##### Extracted entries #####
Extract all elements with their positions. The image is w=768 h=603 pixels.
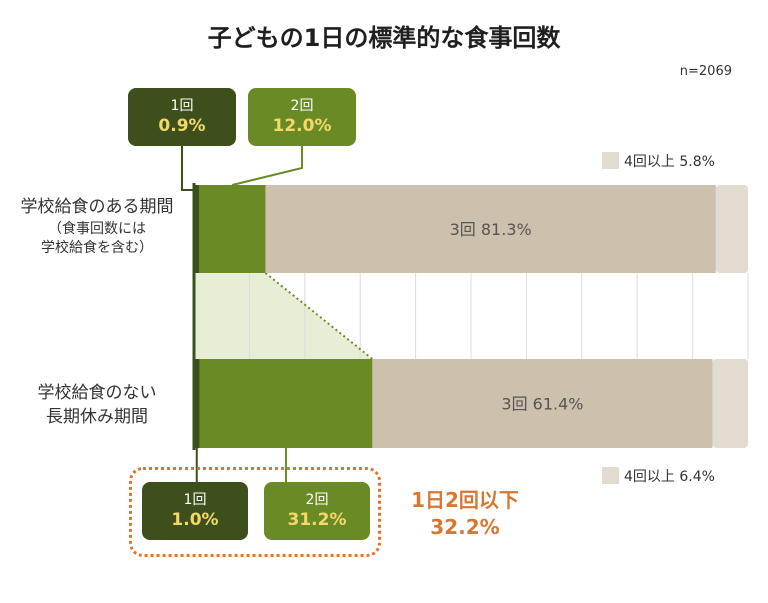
#####
##### Extracted entries #####
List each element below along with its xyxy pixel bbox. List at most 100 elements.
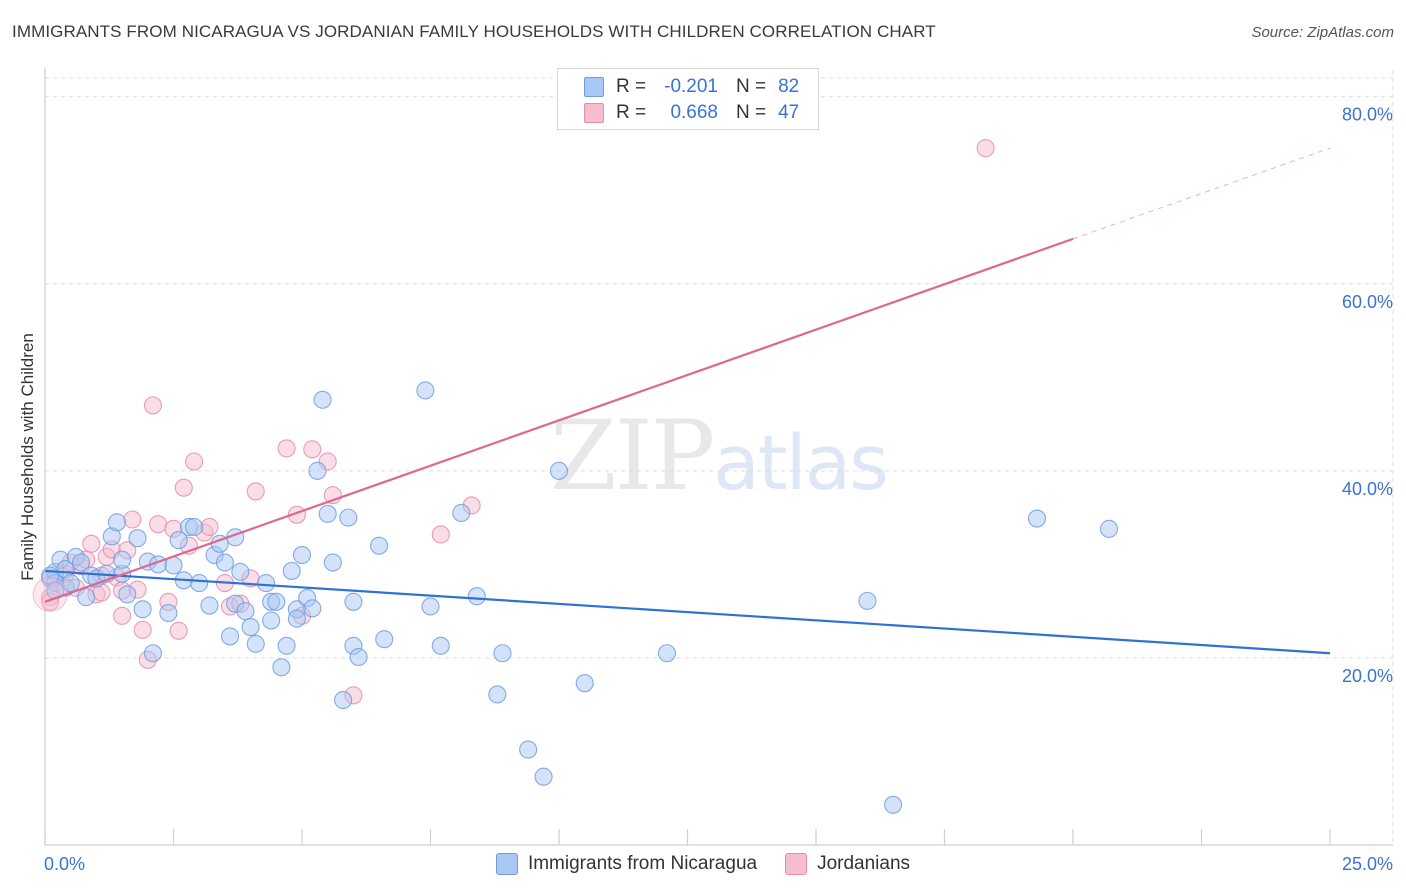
#####
##### Extracted entries #####
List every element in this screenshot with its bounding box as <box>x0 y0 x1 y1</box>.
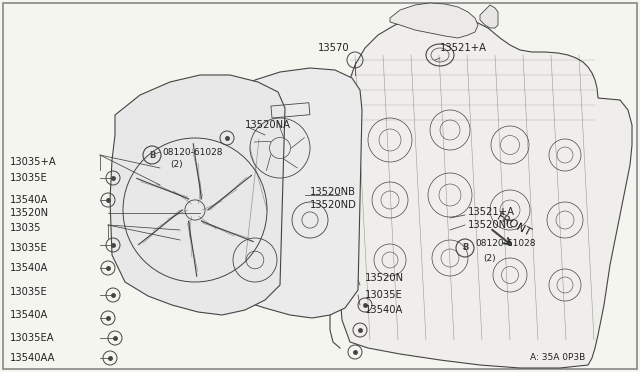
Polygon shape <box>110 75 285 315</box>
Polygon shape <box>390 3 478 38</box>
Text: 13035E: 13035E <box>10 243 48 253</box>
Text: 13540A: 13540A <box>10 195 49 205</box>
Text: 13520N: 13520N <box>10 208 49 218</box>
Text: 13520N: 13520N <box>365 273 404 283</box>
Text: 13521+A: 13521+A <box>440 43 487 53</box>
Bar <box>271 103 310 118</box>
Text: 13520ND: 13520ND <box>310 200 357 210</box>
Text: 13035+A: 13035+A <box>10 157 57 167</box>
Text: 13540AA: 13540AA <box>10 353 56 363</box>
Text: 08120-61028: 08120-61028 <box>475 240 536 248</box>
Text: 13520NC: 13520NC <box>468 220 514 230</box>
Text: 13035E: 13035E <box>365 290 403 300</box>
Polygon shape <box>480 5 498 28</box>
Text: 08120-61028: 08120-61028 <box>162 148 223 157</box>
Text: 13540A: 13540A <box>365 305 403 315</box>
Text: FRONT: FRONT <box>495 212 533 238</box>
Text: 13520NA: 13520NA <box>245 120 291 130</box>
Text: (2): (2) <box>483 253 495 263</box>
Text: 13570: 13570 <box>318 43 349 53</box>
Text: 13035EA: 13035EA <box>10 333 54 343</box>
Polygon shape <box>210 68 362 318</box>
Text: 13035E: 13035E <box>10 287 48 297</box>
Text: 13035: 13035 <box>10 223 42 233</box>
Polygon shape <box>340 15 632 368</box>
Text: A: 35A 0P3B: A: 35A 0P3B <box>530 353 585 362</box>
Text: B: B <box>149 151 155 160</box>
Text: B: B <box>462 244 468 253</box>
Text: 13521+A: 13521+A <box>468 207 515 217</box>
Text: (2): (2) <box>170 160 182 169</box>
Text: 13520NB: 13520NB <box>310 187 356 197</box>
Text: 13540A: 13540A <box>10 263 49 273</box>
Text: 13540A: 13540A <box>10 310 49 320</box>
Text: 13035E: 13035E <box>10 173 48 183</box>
#####
→ Task directions:
Reproduce word for word the stretch of the data above from the line containing "List every element" through the line containing "Text: 13520N: 13520N <box>10 208 49 218</box>", leaving the pictures out of your reply.

→ Final result:
List every element in this screenshot with its bounding box as <box>x0 y0 x1 y1</box>.
Polygon shape <box>110 75 285 315</box>
Polygon shape <box>390 3 478 38</box>
Text: 13035E: 13035E <box>10 243 48 253</box>
Text: 13540A: 13540A <box>10 195 49 205</box>
Text: 13520N: 13520N <box>10 208 49 218</box>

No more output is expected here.